(Dataset excerpts)
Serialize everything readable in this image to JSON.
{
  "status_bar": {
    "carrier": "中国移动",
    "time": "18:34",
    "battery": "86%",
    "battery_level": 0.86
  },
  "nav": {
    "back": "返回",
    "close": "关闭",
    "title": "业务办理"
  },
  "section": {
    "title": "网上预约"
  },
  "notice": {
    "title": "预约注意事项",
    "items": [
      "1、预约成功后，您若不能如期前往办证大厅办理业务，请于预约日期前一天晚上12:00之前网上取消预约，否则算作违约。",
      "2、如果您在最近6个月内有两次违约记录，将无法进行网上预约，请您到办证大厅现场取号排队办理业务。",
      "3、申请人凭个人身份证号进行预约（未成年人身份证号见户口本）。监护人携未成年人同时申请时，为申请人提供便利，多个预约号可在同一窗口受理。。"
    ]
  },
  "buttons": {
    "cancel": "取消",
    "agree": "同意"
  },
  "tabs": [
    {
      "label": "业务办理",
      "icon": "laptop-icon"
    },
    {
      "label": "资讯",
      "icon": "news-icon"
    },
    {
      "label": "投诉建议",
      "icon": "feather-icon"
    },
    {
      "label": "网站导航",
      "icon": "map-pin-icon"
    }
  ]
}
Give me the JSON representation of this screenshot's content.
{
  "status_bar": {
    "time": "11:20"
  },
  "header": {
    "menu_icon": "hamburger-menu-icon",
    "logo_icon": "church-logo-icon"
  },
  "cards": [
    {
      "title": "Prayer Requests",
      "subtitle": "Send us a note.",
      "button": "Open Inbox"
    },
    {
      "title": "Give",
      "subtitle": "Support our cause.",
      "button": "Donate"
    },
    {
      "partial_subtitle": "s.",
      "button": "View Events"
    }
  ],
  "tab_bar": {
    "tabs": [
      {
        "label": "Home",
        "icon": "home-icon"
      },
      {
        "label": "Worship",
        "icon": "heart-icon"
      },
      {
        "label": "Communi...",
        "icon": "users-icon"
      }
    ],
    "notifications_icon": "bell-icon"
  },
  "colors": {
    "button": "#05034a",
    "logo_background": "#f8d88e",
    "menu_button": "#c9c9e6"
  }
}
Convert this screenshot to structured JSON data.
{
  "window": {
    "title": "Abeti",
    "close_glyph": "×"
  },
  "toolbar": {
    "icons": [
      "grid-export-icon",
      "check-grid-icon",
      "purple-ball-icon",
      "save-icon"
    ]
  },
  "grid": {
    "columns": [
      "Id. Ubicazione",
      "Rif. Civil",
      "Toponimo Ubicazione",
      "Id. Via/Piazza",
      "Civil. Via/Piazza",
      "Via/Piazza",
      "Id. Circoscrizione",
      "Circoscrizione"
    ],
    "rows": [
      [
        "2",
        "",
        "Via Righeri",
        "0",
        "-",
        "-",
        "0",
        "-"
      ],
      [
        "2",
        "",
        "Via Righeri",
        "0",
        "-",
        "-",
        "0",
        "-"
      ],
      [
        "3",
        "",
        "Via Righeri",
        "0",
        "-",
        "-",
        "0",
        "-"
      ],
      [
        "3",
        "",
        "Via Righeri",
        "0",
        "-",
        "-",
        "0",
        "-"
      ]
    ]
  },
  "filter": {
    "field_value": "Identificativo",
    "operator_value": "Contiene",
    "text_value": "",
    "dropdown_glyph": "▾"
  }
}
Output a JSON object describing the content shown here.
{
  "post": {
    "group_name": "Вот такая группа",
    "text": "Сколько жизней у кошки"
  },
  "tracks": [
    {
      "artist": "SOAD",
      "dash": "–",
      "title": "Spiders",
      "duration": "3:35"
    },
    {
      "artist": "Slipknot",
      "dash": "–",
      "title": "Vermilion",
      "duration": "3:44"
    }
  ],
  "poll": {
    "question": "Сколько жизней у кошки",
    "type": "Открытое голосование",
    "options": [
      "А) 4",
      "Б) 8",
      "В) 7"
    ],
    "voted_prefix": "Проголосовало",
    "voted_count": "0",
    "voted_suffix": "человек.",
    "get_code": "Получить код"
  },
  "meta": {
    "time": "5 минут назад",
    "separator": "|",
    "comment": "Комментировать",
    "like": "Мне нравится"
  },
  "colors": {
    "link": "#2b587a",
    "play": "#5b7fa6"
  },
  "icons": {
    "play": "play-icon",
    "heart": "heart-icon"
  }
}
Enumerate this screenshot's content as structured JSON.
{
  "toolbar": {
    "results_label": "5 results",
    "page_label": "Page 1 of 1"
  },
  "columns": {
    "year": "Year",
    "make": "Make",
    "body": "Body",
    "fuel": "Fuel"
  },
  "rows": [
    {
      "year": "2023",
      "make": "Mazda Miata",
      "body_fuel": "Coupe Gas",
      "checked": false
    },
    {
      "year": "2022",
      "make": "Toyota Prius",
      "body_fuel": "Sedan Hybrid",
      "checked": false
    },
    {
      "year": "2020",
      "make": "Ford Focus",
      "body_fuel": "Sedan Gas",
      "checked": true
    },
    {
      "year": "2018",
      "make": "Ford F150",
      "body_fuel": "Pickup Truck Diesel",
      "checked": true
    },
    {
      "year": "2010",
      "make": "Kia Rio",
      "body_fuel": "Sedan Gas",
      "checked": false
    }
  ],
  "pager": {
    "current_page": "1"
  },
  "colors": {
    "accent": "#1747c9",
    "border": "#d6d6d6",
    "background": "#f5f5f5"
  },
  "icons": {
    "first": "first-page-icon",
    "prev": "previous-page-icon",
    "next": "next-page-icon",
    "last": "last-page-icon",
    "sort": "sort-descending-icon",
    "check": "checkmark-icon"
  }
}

**Task objective**
In the entries above, locate every line with the word "кошки" and copy it.

**Result below**
    "text": "Сколько жизней у кошки"
    "question": "Сколько жизней у кошки",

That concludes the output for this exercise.